What you need to do — In the listing below, find every line with the string "help" and pull it out.

-- Begin Input data --

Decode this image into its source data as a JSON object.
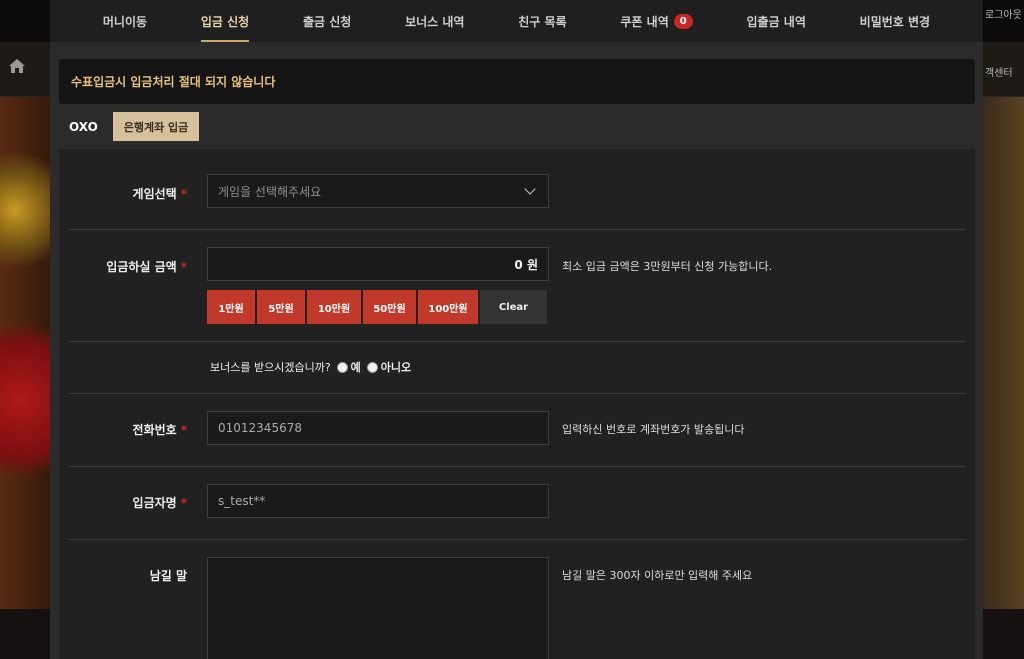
{
  "background": {
    "right_top_text": "로그아웃",
    "right_nav_text": "객센터"
  },
  "tabs": [
    {
      "label": "머니이동"
    },
    {
      "label": "입금 신청",
      "active": true
    },
    {
      "label": "출금 신청"
    },
    {
      "label": "보너스 내역"
    },
    {
      "label": "친구 목록"
    },
    {
      "label": "쿠폰 내역",
      "badge": "0"
    },
    {
      "label": "입출금 내역"
    },
    {
      "label": "비밀번호 변경"
    }
  ],
  "notice": "수표입금시 입금처리 절대 되지 않습니다",
  "methods": {
    "oxo": "OXO",
    "bank": "은행계좌 입금"
  },
  "form": {
    "game": {
      "label": "게임선택",
      "required_mark": "*",
      "placeholder": "게임을 선택해주세요"
    },
    "amount": {
      "label": "입금하실 금액",
      "required_mark": "*",
      "value": "0 원",
      "help": "최소 입금 금액은 3만원부터 신청 가능합니다.",
      "buttons": [
        "1만원",
        "5만원",
        "10만원",
        "50만원",
        "100만원"
      ],
      "clear": "Clear"
    },
    "bonus": {
      "question": "보너스를 받으시겠습니까?",
      "yes": "예",
      "no": "아니오"
    },
    "phone": {
      "label": "전화번호",
      "required_mark": "*",
      "value": "01012345678",
      "help": "입력하신 번호로 계좌번호가 발송됩니다"
    },
    "depositor": {
      "label": "입금자명",
      "required_mark": "*",
      "value": "s_test**"
    },
    "memo": {
      "label": "남길 말",
      "help": "남길 말은 300자 이하로만 입력해 주세요"
    }
  },
  "colors": {
    "accent_gold": "#c6a66b",
    "notice_text": "#e4c27a",
    "amount_button": "#c0392b",
    "required": "#c62828",
    "badge": "#c62828"
  }
}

-- End Input data --

Output —
      "help": "최소 입금 금액은 3만원부터 신청 가능합니다.",
      "help": "입력하신 번호로 계좌번호가 발송됩니다"
      "help": "남길 말은 300자 이하로만 입력해 주세요"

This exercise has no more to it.